_Given request_:
Extract the listing below in full, unchanged.

_Material supplied_:

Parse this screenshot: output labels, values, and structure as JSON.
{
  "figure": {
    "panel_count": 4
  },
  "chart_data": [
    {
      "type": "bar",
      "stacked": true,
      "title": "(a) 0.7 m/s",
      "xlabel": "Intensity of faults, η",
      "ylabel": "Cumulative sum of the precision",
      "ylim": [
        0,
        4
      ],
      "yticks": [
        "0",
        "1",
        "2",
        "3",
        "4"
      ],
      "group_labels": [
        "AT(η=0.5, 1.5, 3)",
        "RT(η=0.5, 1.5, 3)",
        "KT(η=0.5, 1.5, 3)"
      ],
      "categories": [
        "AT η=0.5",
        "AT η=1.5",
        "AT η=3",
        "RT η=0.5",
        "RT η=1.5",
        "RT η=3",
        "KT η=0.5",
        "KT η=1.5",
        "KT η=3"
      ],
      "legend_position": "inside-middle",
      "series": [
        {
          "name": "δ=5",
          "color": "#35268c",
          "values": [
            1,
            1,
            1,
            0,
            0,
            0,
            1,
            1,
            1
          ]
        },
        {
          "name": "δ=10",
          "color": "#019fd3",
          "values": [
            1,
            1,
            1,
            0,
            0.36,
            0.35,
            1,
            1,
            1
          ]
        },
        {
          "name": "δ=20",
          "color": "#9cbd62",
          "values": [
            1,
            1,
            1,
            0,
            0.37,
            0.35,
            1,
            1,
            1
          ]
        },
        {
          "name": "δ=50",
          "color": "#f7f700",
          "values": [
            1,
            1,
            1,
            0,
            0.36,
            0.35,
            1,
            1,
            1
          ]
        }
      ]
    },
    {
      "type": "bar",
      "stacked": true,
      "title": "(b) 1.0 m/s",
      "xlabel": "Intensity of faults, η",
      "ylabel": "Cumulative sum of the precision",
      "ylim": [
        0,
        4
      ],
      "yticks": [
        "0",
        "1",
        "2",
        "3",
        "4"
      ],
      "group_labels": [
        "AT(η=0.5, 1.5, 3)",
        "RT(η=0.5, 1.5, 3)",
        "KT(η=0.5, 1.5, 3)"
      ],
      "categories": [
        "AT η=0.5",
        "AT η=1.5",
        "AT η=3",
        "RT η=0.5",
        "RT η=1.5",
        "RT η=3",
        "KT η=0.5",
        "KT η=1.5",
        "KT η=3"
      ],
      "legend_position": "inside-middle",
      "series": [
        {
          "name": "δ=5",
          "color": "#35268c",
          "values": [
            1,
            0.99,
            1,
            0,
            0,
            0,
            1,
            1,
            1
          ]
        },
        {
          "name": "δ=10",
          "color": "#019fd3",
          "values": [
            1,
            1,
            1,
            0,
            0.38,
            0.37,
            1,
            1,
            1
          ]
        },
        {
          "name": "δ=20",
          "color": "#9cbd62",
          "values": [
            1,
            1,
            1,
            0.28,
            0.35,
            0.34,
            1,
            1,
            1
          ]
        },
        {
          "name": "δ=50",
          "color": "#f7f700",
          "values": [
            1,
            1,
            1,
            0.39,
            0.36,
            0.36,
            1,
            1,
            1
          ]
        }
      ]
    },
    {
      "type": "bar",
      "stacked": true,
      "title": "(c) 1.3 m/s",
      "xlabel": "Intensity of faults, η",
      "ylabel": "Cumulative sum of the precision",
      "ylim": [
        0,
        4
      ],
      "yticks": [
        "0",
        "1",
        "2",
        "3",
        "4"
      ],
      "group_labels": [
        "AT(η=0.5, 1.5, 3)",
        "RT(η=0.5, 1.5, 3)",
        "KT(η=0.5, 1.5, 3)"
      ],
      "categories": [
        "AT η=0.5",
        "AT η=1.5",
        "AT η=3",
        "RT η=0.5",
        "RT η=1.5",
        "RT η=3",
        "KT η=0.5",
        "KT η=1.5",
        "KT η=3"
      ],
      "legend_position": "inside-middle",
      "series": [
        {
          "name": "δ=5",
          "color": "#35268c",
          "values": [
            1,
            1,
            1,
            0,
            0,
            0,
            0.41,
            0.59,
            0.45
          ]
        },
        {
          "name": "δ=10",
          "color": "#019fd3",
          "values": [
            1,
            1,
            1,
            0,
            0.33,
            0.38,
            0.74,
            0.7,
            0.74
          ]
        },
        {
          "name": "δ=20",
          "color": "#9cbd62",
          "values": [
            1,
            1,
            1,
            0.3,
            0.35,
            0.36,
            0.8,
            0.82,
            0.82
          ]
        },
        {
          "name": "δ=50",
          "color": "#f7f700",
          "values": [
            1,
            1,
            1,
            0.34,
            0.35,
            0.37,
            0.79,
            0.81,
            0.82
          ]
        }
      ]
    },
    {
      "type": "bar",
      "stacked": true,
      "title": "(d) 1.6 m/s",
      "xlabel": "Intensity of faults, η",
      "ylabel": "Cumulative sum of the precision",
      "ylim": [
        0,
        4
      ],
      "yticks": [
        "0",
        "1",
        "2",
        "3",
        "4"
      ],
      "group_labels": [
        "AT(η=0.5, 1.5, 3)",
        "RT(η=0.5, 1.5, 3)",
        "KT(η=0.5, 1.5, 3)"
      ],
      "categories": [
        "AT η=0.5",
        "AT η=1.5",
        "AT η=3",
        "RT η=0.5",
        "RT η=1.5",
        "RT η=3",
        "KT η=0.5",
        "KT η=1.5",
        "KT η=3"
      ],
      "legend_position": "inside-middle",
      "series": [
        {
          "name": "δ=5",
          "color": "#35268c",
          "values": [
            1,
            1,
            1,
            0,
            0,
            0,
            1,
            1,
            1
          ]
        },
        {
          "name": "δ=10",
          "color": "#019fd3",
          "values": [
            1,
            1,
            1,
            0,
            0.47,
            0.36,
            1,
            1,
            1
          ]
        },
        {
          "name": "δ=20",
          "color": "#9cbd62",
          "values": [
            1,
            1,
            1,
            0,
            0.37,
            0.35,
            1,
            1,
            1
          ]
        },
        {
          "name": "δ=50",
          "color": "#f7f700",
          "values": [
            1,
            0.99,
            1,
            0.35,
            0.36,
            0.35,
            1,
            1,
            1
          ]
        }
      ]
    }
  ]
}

_Exercise answer_:
Parse this screenshot: output labels, values, and structure as JSON.
{
  "figure": {
    "panel_count": 4
  },
  "chart_data": [
    {
      "type": "bar",
      "stacked": true,
      "title": "(a) 0.7 m/s",
      "xlabel": "Intensity of faults, η",
      "ylabel": "Cumulative sum of the precision",
      "ylim": [
        0,
        4
      ],
      "yticks": [
        "0",
        "1",
        "2",
        "3",
        "4"
      ],
      "group_labels": [
        "AT(η=0.5, 1.5, 3)",
        "RT(η=0.5, 1.5, 3)",
        "KT(η=0.5, 1.5, 3)"
      ],
      "categories": [
        "AT η=0.5",
        "AT η=1.5",
        "AT η=3",
        "RT η=0.5",
        "RT η=1.5",
        "RT η=3",
        "KT η=0.5",
        "KT η=1.5",
        "KT η=3"
      ],
      "legend_position": "inside-middle",
      "series": [
        {
          "name": "δ=5",
          "color": "#35268c",
          "values": [
            1,
            1,
            1,
            0,
            0,
            0,
            1,
            1,
            1
          ]
        },
        {
          "name": "δ=10",
          "color": "#019fd3",
          "values": [
            1,
            1,
            1,
            0,
            0.36,
            0.35,
            1,
            1,
            1
          ]
        },
        {
          "name": "δ=20",
          "color": "#9cbd62",
          "values": [
            1,
            1,
            1,
            0,
            0.37,
            0.35,
            1,
            1,
            1
          ]
        },
        {
          "name": "δ=50",
          "color": "#f7f700",
          "values": [
            1,
            1,
            1,
            0,
            0.36,
            0.35,
            1,
            1,
            1
          ]
        }
      ]
    },
    {
      "type": "bar",
      "stacked": true,
      "title": "(b) 1.0 m/s",
      "xlabel": "Intensity of faults, η",
      "ylabel": "Cumulative sum of the precision",
      "ylim": [
        0,
        4
      ],
      "yticks": [
        "0",
        "1",
        "2",
        "3",
        "4"
      ],
      "group_labels": [
        "AT(η=0.5, 1.5, 3)",
        "RT(η=0.5, 1.5, 3)",
        "KT(η=0.5, 1.5, 3)"
      ],
      "categories": [
        "AT η=0.5",
        "AT η=1.5",
        "AT η=3",
        "RT η=0.5",
        "RT η=1.5",
        "RT η=3",
        "KT η=0.5",
        "KT η=1.5",
        "KT η=3"
      ],
      "legend_position": "inside-middle",
      "series": [
        {
          "name": "δ=5",
          "color": "#35268c",
          "values": [
            1,
            0.99,
            1,
            0,
            0,
            0,
            1,
            1,
            1
          ]
        },
        {
          "name": "δ=10",
          "color": "#019fd3",
          "values": [
            1,
            1,
            1,
            0,
            0.38,
            0.37,
            1,
            1,
            1
          ]
        },
        {
          "name": "δ=20",
          "color": "#9cbd62",
          "values": [
            1,
            1,
            1,
            0.28,
            0.35,
            0.34,
            1,
            1,
            1
          ]
        },
        {
          "name": "δ=50",
          "color": "#f7f700",
          "values": [
            1,
            1,
            1,
            0.39,
            0.36,
            0.36,
            1,
            1,
            1
          ]
        }
      ]
    },
    {
      "type": "bar",
      "stacked": true,
      "title": "(c) 1.3 m/s",
      "xlabel": "Intensity of faults, η",
      "ylabel": "Cumulative sum of the precision",
      "ylim": [
        0,
        4
      ],
      "yticks": [
        "0",
        "1",
        "2",
        "3",
        "4"
      ],
      "group_labels": [
        "AT(η=0.5, 1.5, 3)",
        "RT(η=0.5, 1.5, 3)",
        "KT(η=0.5, 1.5, 3)"
      ],
      "categories": [
        "AT η=0.5",
        "AT η=1.5",
        "AT η=3",
        "RT η=0.5",
        "RT η=1.5",
        "RT η=3",
        "KT η=0.5",
        "KT η=1.5",
        "KT η=3"
      ],
      "legend_position": "inside-middle",
      "series": [
        {
          "name": "δ=5",
          "color": "#35268c",
          "values": [
            1,
            1,
            1,
            0,
            0,
            0,
            0.41,
            0.59,
            0.45
          ]
        },
        {
          "name": "δ=10",
          "color": "#019fd3",
          "values": [
            1,
            1,
            1,
            0,
            0.33,
            0.38,
            0.74,
            0.7,
            0.74
          ]
        },
        {
          "name": "δ=20",
          "color": "#9cbd62",
          "values": [
            1,
            1,
            1,
            0.3,
            0.35,
            0.36,
            0.8,
            0.82,
            0.82
          ]
        },
        {
          "name": "δ=50",
          "color": "#f7f700",
          "values": [
            1,
            1,
            1,
            0.34,
            0.35,
            0.37,
            0.79,
            0.81,
            0.82
          ]
        }
      ]
    },
    {
      "type": "bar",
      "stacked": true,
      "title": "(d) 1.6 m/s",
      "xlabel": "Intensity of faults, η",
      "ylabel": "Cumulative sum of the precision",
      "ylim": [
        0,
        4
      ],
      "yticks": [
        "0",
        "1",
        "2",
        "3",
        "4"
      ],
      "group_labels": [
        "AT(η=0.5, 1.5, 3)",
        "RT(η=0.5, 1.5, 3)",
        "KT(η=0.5, 1.5, 3)"
      ],
      "categories": [
        "AT η=0.5",
        "AT η=1.5",
        "AT η=3",
        "RT η=0.5",
        "RT η=1.5",
        "RT η=3",
        "KT η=0.5",
        "KT η=1.5",
        "KT η=3"
      ],
      "legend_position": "inside-middle",
      "series": [
        {
          "name": "δ=5",
          "color": "#35268c",
          "values": [
            1,
            1,
            1,
            0,
            0,
            0,
            1,
            1,
            1
          ]
        },
        {
          "name": "δ=10",
          "color": "#019fd3",
          "values": [
            1,
            1,
            1,
            0,
            0.47,
            0.36,
            1,
            1,
            1
          ]
        },
        {
          "name": "δ=20",
          "color": "#9cbd62",
          "values": [
            1,
            1,
            1,
            0,
            0.37,
            0.35,
            1,
            1,
            1
          ]
        },
        {
          "name": "δ=50",
          "color": "#f7f700",
          "values": [
            1,
            0.99,
            1,
            0.35,
            0.36,
            0.35,
            1,
            1,
            1
          ]
        }
      ]
    }
  ]
}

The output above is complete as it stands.